- Written task
Say how many lines contain the word "people" and give no other text.

- Supplied records
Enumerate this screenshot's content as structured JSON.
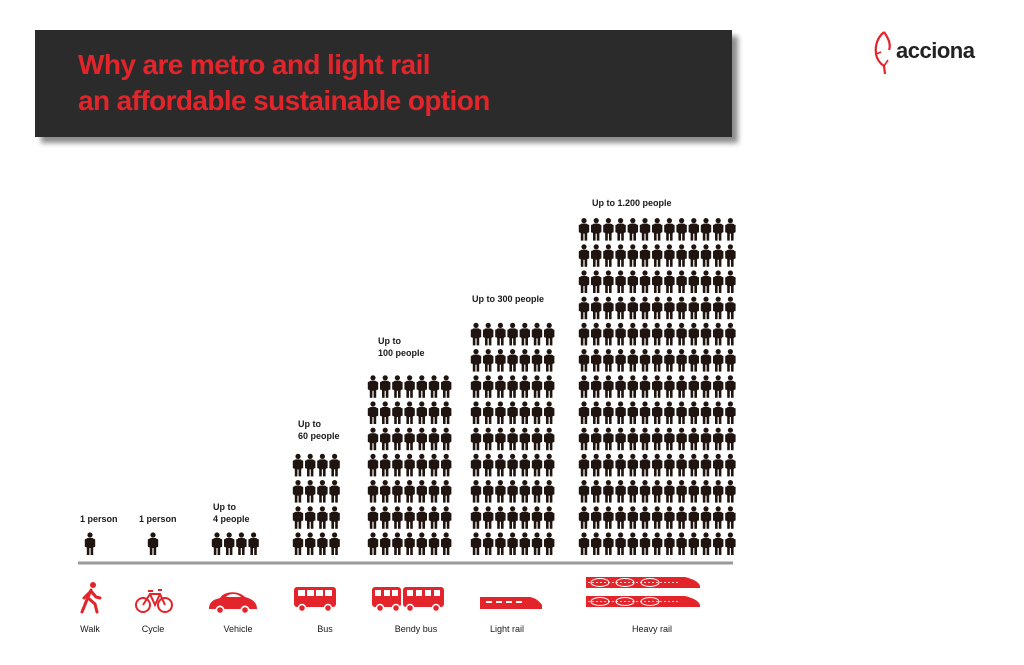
{
  "title": {
    "line1": "Why are metro and light rail",
    "line2": "an affordable sustainable option"
  },
  "logo": {
    "text": "acciona"
  },
  "colors": {
    "accent": "#e3242b",
    "title_bg": "#2b2b2b",
    "people": "#1f1410",
    "baseline": "#9a9a9a"
  },
  "chart_data": {
    "type": "pictograph",
    "title": "Why are metro and light rail an affordable sustainable option",
    "categories": [
      "Walk",
      "Cycle",
      "Vehicle",
      "Bus",
      "Bendy bus",
      "Light rail",
      "Heavy rail"
    ],
    "capacities": [
      1,
      1,
      4,
      60,
      100,
      300,
      1200
    ],
    "capacity_labels": [
      [
        "1 person"
      ],
      [
        "1 person"
      ],
      [
        "Up to",
        "4 people"
      ],
      [
        "Up to",
        "60 people"
      ],
      [
        "Up to",
        "100 people"
      ],
      [
        "Up to 300 people"
      ],
      [
        "Up to 1.200 people"
      ]
    ],
    "icon_names": [
      "walk-icon",
      "bicycle-icon",
      "car-icon",
      "bus-icon",
      "bendy-bus-icon",
      "light-rail-icon",
      "heavy-rail-icon"
    ]
  }
}
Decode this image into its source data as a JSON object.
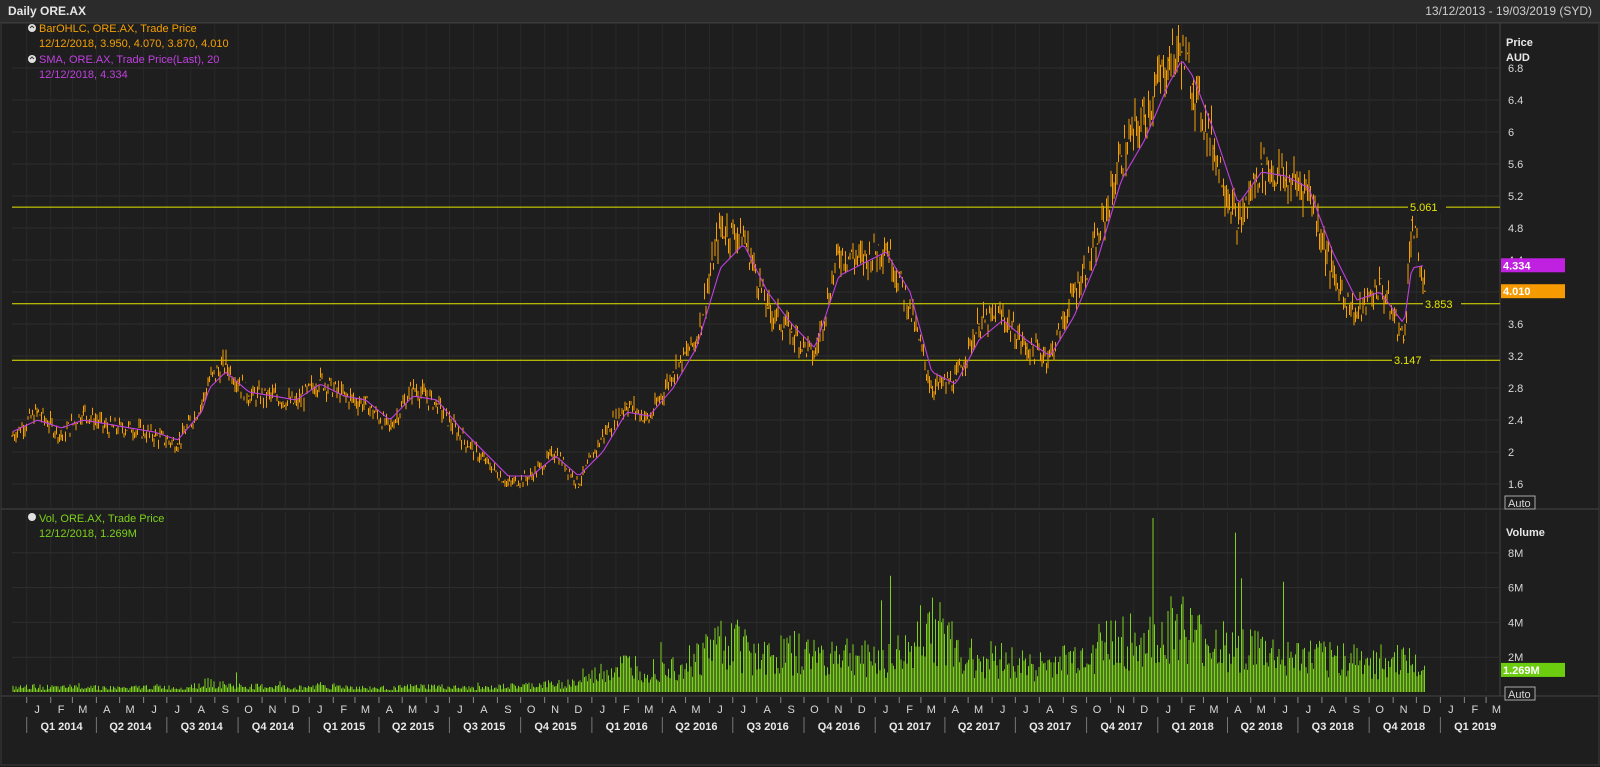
{
  "header": {
    "title": "Daily ORE.AX",
    "date_range": "13/12/2013 - 19/03/2019 (SYD)"
  },
  "colors": {
    "price": "#f5a000",
    "sma": "#c040e0",
    "volume": "#7cd11a",
    "level": "#e6e600",
    "sma_badge": "#c020e0",
    "price_badge": "#f59a00",
    "volume_badge": "#6ccc10"
  },
  "price_panel": {
    "legend": [
      {
        "icon": "info-icon",
        "line1": "BarOHLC, ORE.AX, Trade Price",
        "line2": "12/12/2018, 3.950, 4.070, 3.870, 4.010",
        "color": "#f5a000"
      },
      {
        "icon": "info-icon",
        "line1": "SMA, ORE.AX, Trade Price(Last),  20",
        "line2": "12/12/2018, 4.334",
        "color": "#c040e0"
      }
    ],
    "axis_title": "Price",
    "axis_unit": "AUD",
    "ticks": [
      "1.6",
      "2",
      "2.4",
      "2.8",
      "3.2",
      "3.6",
      "4",
      "4.4",
      "4.8",
      "5.2",
      "5.6",
      "6",
      "6.4",
      "6.8"
    ],
    "auto_label": "Auto",
    "sma_badge": "4.334",
    "price_badge": "4.010"
  },
  "volume_panel": {
    "legend": {
      "icon": "info-icon",
      "line1": "Vol, ORE.AX, Trade Price",
      "line2": "12/12/2018, 1.269M",
      "color": "#7cd11a"
    },
    "axis_title": "Volume",
    "ticks": [
      "2M",
      "4M",
      "6M",
      "8M"
    ],
    "auto_label": "Auto",
    "badge": "1.269M"
  },
  "x_axis": {
    "months": [
      "J",
      "F",
      "M",
      "A",
      "M",
      "J",
      "J",
      "A",
      "S",
      "O",
      "N",
      "D",
      "J",
      "F",
      "M",
      "A",
      "M",
      "J",
      "J",
      "A",
      "S",
      "O",
      "N",
      "D",
      "J",
      "F",
      "M",
      "A",
      "M",
      "J",
      "J",
      "A",
      "S",
      "O",
      "N",
      "D",
      "J",
      "F",
      "M",
      "A",
      "M",
      "J",
      "J",
      "A",
      "S",
      "O",
      "N",
      "D",
      "J",
      "F",
      "M",
      "A",
      "M",
      "J",
      "J",
      "A",
      "S",
      "O",
      "N",
      "D",
      "J",
      "F",
      "M"
    ],
    "quarters": [
      "Q1 2014",
      "Q2 2014",
      "Q3 2014",
      "Q4 2014",
      "Q1 2015",
      "Q2 2015",
      "Q3 2015",
      "Q4 2015",
      "Q1 2016",
      "Q2 2016",
      "Q3 2016",
      "Q4 2016",
      "Q1 2017",
      "Q2 2017",
      "Q3 2017",
      "Q4 2017",
      "Q1 2018",
      "Q2 2018",
      "Q3 2018",
      "Q4 2018",
      "Q1 2019"
    ]
  },
  "chart_data": {
    "type": "line",
    "title": "Daily ORE.AX",
    "x_range": [
      "2013-12-13",
      "2019-03-19"
    ],
    "ylabel": "Price AUD",
    "ylim": [
      1.3,
      7.3
    ],
    "horizontal_levels": [
      {
        "value": 5.061,
        "label": "5.061"
      },
      {
        "value": 3.853,
        "label": "3.853"
      },
      {
        "value": 3.147,
        "label": "3.147"
      }
    ],
    "x": [
      "2013-12-13",
      "2014-01-15",
      "2014-02-15",
      "2014-03-15",
      "2014-04-15",
      "2014-05-15",
      "2014-06-15",
      "2014-07-15",
      "2014-08-15",
      "2014-08-25",
      "2014-09-15",
      "2014-10-15",
      "2014-11-15",
      "2014-12-15",
      "2015-01-15",
      "2015-02-15",
      "2015-03-15",
      "2015-04-15",
      "2015-05-15",
      "2015-06-15",
      "2015-07-15",
      "2015-08-15",
      "2015-09-15",
      "2015-10-15",
      "2015-11-15",
      "2015-12-15",
      "2016-01-15",
      "2016-02-15",
      "2016-03-15",
      "2016-04-15",
      "2016-05-15",
      "2016-06-15",
      "2016-07-15",
      "2016-08-15",
      "2016-09-15",
      "2016-10-15",
      "2016-11-15",
      "2016-12-15",
      "2017-01-15",
      "2017-02-15",
      "2017-03-15",
      "2017-04-15",
      "2017-05-15",
      "2017-06-15",
      "2017-07-15",
      "2017-08-15",
      "2017-09-15",
      "2017-10-15",
      "2017-11-15",
      "2017-12-15",
      "2018-01-15",
      "2018-02-01",
      "2018-02-15",
      "2018-03-15",
      "2018-04-15",
      "2018-05-15",
      "2018-06-15",
      "2018-07-15",
      "2018-08-15",
      "2018-09-15",
      "2018-10-15",
      "2018-11-15",
      "2018-11-25",
      "2018-12-12"
    ],
    "series": [
      {
        "name": "BarOHLC, ORE.AX, Trade Price",
        "values": [
          2.2,
          2.5,
          2.2,
          2.5,
          2.3,
          2.3,
          2.2,
          2.1,
          2.6,
          2.9,
          3.1,
          2.7,
          2.7,
          2.6,
          2.9,
          2.7,
          2.6,
          2.3,
          2.8,
          2.6,
          2.2,
          1.9,
          1.6,
          1.7,
          2.0,
          1.6,
          2.2,
          2.6,
          2.4,
          3.0,
          3.4,
          4.8,
          4.7,
          3.8,
          3.5,
          3.2,
          4.5,
          4.4,
          4.6,
          3.8,
          2.8,
          2.9,
          3.6,
          3.7,
          3.3,
          3.2,
          4.0,
          4.6,
          5.7,
          6.2,
          6.9,
          7.0,
          6.6,
          5.8,
          4.8,
          5.6,
          5.4,
          5.3,
          4.2,
          3.7,
          4.1,
          3.4,
          4.9,
          4.01
        ]
      },
      {
        "name": "SMA, ORE.AX, Trade Price(Last),  20",
        "values": [
          2.25,
          2.4,
          2.3,
          2.4,
          2.35,
          2.3,
          2.25,
          2.15,
          2.5,
          2.8,
          3.0,
          2.75,
          2.7,
          2.65,
          2.85,
          2.7,
          2.65,
          2.4,
          2.7,
          2.65,
          2.3,
          2.0,
          1.7,
          1.7,
          1.95,
          1.7,
          2.0,
          2.5,
          2.45,
          2.8,
          3.3,
          4.3,
          4.6,
          4.0,
          3.6,
          3.3,
          4.2,
          4.35,
          4.5,
          4.0,
          3.0,
          2.85,
          3.4,
          3.65,
          3.4,
          3.2,
          3.7,
          4.4,
          5.4,
          5.9,
          6.6,
          6.9,
          6.7,
          6.0,
          5.1,
          5.5,
          5.45,
          5.3,
          4.5,
          3.9,
          4.0,
          3.6,
          4.3,
          4.334
        ]
      }
    ],
    "volume": {
      "name": "Vol, ORE.AX, Trade Price",
      "unit": "M",
      "ylim": [
        0,
        10
      ],
      "last": 1.269,
      "values": [
        0.3,
        0.4,
        0.3,
        0.5,
        0.3,
        0.3,
        0.4,
        0.3,
        0.6,
        0.7,
        0.5,
        0.4,
        0.4,
        0.3,
        0.5,
        0.4,
        0.3,
        0.3,
        0.4,
        0.4,
        0.3,
        0.3,
        0.4,
        0.5,
        0.6,
        0.7,
        1.5,
        2.0,
        1.8,
        2.0,
        2.5,
        4.0,
        3.5,
        2.5,
        3.0,
        2.5,
        3.0,
        2.5,
        2.6,
        3.0,
        5.5,
        3.0,
        2.5,
        2.5,
        2.0,
        2.0,
        2.5,
        3.5,
        4.0,
        3.5,
        4.5,
        5.0,
        4.0,
        3.5,
        3.5,
        3.0,
        2.5,
        2.5,
        2.5,
        2.5,
        2.2,
        2.4,
        2.0,
        1.269
      ]
    }
  }
}
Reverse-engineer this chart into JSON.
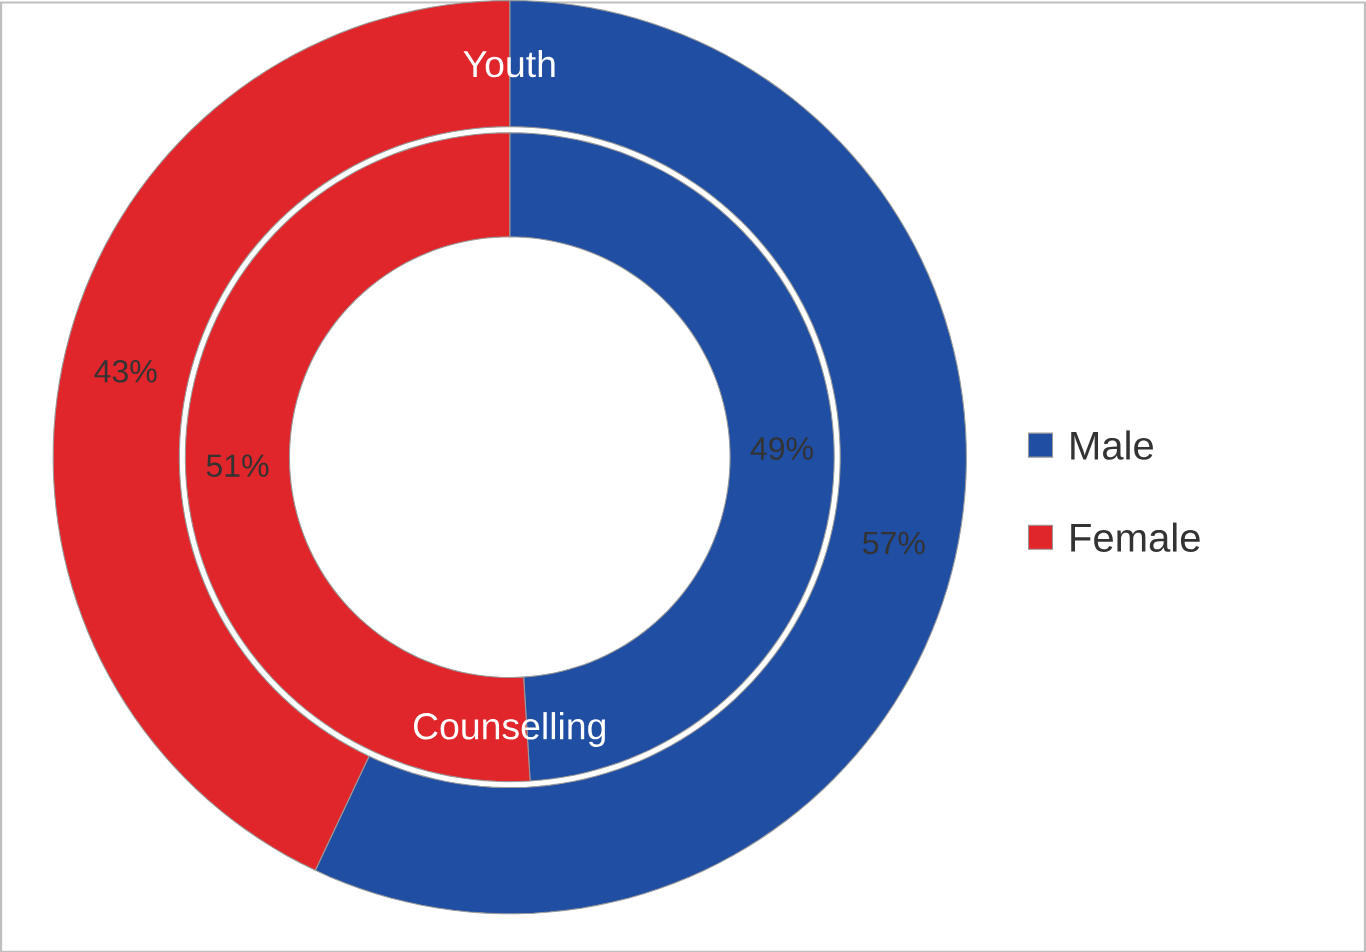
{
  "chart_data": {
    "type": "donut",
    "categories": [
      "Male",
      "Female"
    ],
    "colors": [
      "#1f4ea3",
      "#e0262b"
    ],
    "legend": "right",
    "series": [
      {
        "name": "Youth",
        "values": [
          57,
          43
        ],
        "value_labels": [
          "57%",
          "43%"
        ]
      },
      {
        "name": "Counselling",
        "values": [
          49,
          51
        ],
        "value_labels": [
          "49%",
          "51%"
        ]
      }
    ]
  }
}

- Solution to the problem
6